-- START --

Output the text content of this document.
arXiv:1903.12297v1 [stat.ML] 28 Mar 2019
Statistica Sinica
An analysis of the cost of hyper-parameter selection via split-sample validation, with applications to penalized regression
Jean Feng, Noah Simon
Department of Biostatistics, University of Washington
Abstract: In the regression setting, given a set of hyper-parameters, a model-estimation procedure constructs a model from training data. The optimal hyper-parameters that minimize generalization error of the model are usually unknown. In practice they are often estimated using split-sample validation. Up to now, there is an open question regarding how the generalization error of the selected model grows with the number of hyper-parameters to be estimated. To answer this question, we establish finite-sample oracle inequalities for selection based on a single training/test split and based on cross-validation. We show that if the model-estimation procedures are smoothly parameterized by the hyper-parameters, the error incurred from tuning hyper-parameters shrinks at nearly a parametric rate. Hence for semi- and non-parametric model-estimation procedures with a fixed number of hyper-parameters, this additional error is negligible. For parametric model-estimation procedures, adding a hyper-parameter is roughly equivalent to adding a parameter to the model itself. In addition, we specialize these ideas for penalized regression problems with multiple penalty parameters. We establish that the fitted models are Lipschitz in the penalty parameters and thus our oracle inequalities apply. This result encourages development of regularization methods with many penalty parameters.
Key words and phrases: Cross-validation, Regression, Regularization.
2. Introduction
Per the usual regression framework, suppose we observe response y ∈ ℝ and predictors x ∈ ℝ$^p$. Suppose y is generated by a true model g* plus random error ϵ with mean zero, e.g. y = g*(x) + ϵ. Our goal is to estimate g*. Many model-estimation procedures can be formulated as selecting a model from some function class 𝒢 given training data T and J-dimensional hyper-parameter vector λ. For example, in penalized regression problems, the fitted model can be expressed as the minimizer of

-- END --

Exercise description —
Which lines include the word "estimation"? List them all.

Response for this exercise —
Abstract: In the regression setting, given a set of hyper-parameters, a model-estimation procedure constructs a model from training data. The optimal hyper-parameters that minimize generalization error of the model are usually unknown. In practice they are often estimated using split-sample validation. Up to now, there is an open question regarding how the generalization error of the selected model grows with the number of hyper-parameters to be estimated. To answer this question, we establish finite-sample oracle inequalities for selection based on a single training/test split and based on cross-validation. We show that if the model-estimation procedures are smoothly parameterized by the hyper-parameters, the error incurred from tuning hyper-parameters shrinks at nearly a parametric rate. Hence for semi- and non-parametric model-estimation procedures with a fixed number of hyper-parameters, this additional error is negligible. For parametric model-estimation procedures, adding a hyper-parameter is roughly equivalent to adding a parameter to the model itself. In addition, we specialize these ideas for penalized regression problems with multiple penalty parameters. We establish that the fitted models are Lipschitz in the penalty parameters and thus our oracle inequalities apply. This result encourages development of regularization methods with many penalty parameters.
Per the usual regression framework, suppose we observe response y ∈ ℝ and predictors x ∈ ℝ$^p$. Suppose y is generated by a true model g* plus random error ϵ with mean zero, e.g. y = g*(x) + ϵ. Our goal is to estimate g*. Many model-estimation procedures can be formulated as selecting a model from some function class 𝒢 given training data T and J-dimensional hyper-parameter vector λ. For example, in penalized regression problems, the fitted model can be expressed as the minimizer of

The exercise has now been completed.